━━━━━ SUPPLIED MATERIAL ━━━━━

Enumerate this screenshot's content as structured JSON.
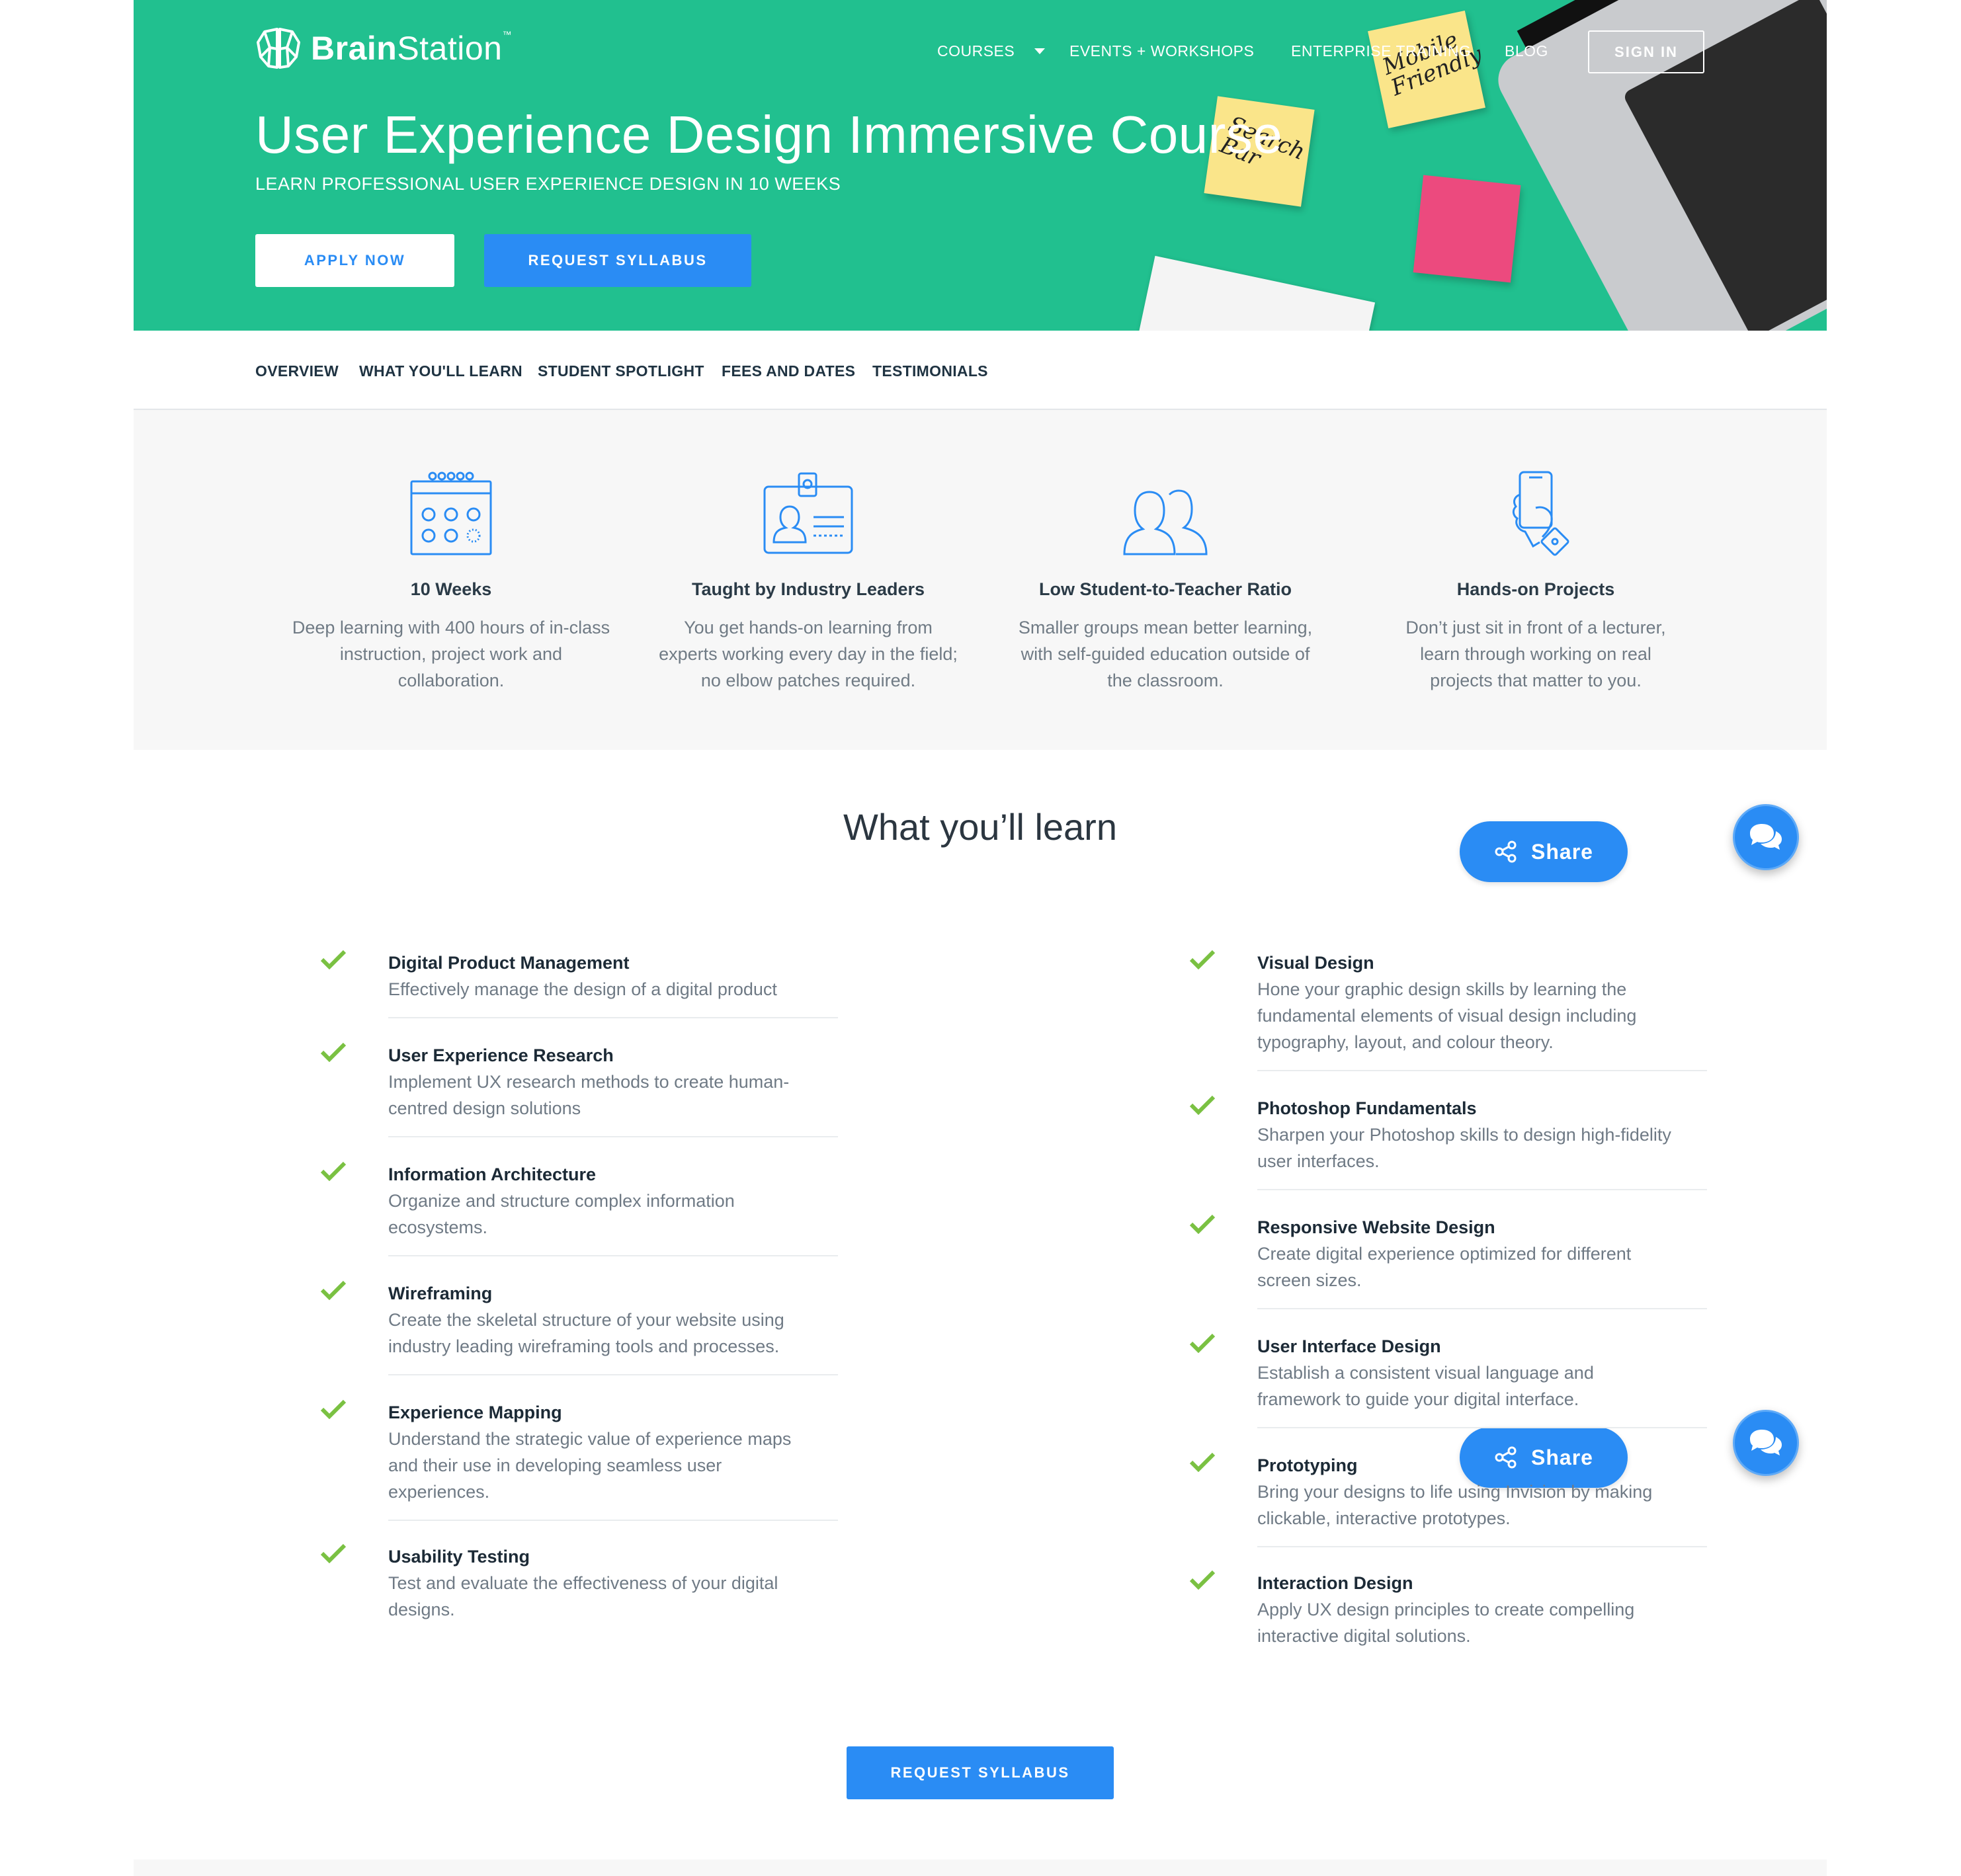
{
  "brand": {
    "name_bold": "Brain",
    "name_light": "Station",
    "trademark": "™"
  },
  "nav": {
    "courses": "COURSES",
    "events": "EVENTS + WORKSHOPS",
    "enterprise": "ENTERPRISE TRAINING",
    "blog": "BLOG",
    "sign_in": "SIGN IN"
  },
  "hero": {
    "title": "User Experience Design Immersive Course",
    "subtitle": "LEARN PROFESSIONAL USER EXPERIENCE DESIGN IN 10 WEEKS",
    "apply_label": "APPLY NOW",
    "syllabus_label": "REQUEST SYLLABUS",
    "background_color": "#21c08f",
    "sticky_notes": [
      "Mobile Friendly",
      "Search Bar"
    ]
  },
  "subnav": {
    "items": [
      "OVERVIEW",
      "WHAT YOU'LL LEARN",
      "STUDENT SPOTLIGHT",
      "FEES AND DATES",
      "TESTIMONIALS"
    ]
  },
  "features": [
    {
      "icon": "calendar-icon",
      "title": "10 Weeks",
      "lines": [
        "Deep learning with 400 hours of in-class",
        "instruction, project work and",
        "collaboration."
      ]
    },
    {
      "icon": "id-badge-icon",
      "title": "Taught by Industry Leaders",
      "lines": [
        "You get hands-on learning from",
        "experts working every day in the field;",
        "no elbow patches required."
      ]
    },
    {
      "icon": "people-icon",
      "title": "Low Student-to-Teacher Ratio",
      "lines": [
        "Smaller groups mean better learning,",
        "with self-guided education outside of",
        "the classroom."
      ]
    },
    {
      "icon": "hand-phone-icon",
      "title": "Hands-on Projects",
      "lines": [
        "Don’t just sit in front of a lecturer,",
        "learn through working on real",
        "projects that matter to you."
      ]
    }
  ],
  "learn": {
    "title": "What you’ll learn",
    "share_label": "Share",
    "left": [
      {
        "name": "Digital Product Management",
        "lines": [
          "Effectively manage the design of a digital product"
        ]
      },
      {
        "name": "User Experience Research",
        "lines": [
          "Implement UX research methods to create human-",
          "centred design solutions"
        ]
      },
      {
        "name": "Information Architecture",
        "lines": [
          "Organize and structure complex information",
          "ecosystems."
        ]
      },
      {
        "name": "Wireframing",
        "lines": [
          "Create the skeletal structure of your website using",
          "industry leading wireframing tools and processes."
        ]
      },
      {
        "name": "Experience Mapping",
        "lines": [
          "Understand the strategic value of experience maps",
          "and their use in developing seamless user",
          "experiences."
        ]
      },
      {
        "name": "Usability Testing",
        "lines": [
          "Test and evaluate the effectiveness of your digital",
          "designs."
        ]
      }
    ],
    "right": [
      {
        "name": "Visual Design",
        "lines": [
          "Hone your graphic design skills by learning the",
          "fundamental elements of visual design including",
          "typography, layout, and colour theory."
        ]
      },
      {
        "name": "Photoshop Fundamentals",
        "lines": [
          "Sharpen your Photoshop skills to design high-fidelity",
          "user interfaces."
        ]
      },
      {
        "name": "Responsive Website Design",
        "lines": [
          "Create digital experience optimized for different",
          "screen sizes."
        ]
      },
      {
        "name": "User Interface Design",
        "lines": [
          "Establish a consistent visual language and",
          "framework to guide your digital interface."
        ]
      },
      {
        "name": "Prototyping",
        "lines": [
          "Bring your designs to life using Invision by making",
          "clickable, interactive prototypes."
        ]
      },
      {
        "name": "Interaction Design",
        "lines": [
          "Apply UX design principles to create compelling",
          "interactive digital solutions."
        ]
      }
    ],
    "bottom_button": "REQUEST SYLLABUS"
  },
  "colors": {
    "accent_blue": "#2a8cf4",
    "check_green": "#7ac142",
    "hero_green": "#21c08f"
  }
}
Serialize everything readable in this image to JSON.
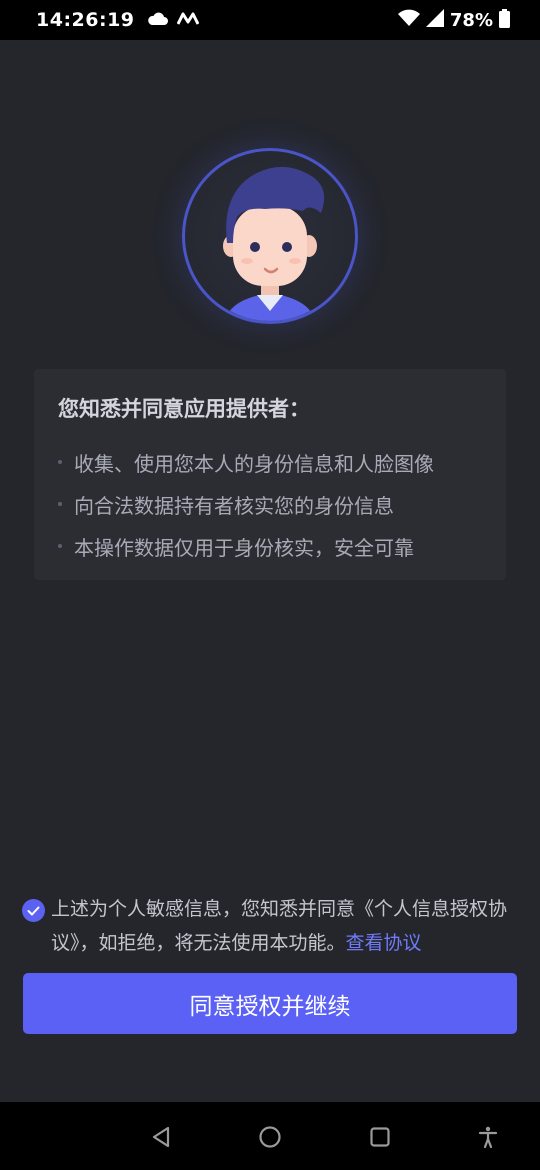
{
  "status_bar": {
    "time": "14:26:19",
    "battery": "78%",
    "icons": [
      "cloud-icon",
      "m-logo-icon",
      "wifi-icon",
      "signal-icon",
      "battery-icon"
    ]
  },
  "avatar": {
    "icon": "user-avatar-icon"
  },
  "info": {
    "title": "您知悉并同意应用提供者：",
    "items": [
      "收集、使用您本人的身份信息和人脸图像",
      "向合法数据持有者核实您的身份信息",
      "本操作数据仅用于身份核实，安全可靠"
    ]
  },
  "consent": {
    "checked": true,
    "text": "上述为个人敏感信息，您知悉并同意《个人信息授权协议》，如拒绝，将无法使用本功能。",
    "link": "查看协议"
  },
  "primary_button": {
    "label": "同意授权并继续"
  },
  "nav_bar": {
    "icons": [
      "back-icon",
      "home-icon",
      "recents-icon",
      "accessibility-icon"
    ]
  },
  "colors": {
    "accent": "#5b61f5",
    "link": "#6f7bf7",
    "background": "#24262c"
  }
}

━━━━━

EXERCISE DETAILS: Copy out each line in the preceding records that contains "with".

ANSWER TO THIS TASK:
        "Deep learning with 400 hours of in-class",
        "with self-guided education outside of",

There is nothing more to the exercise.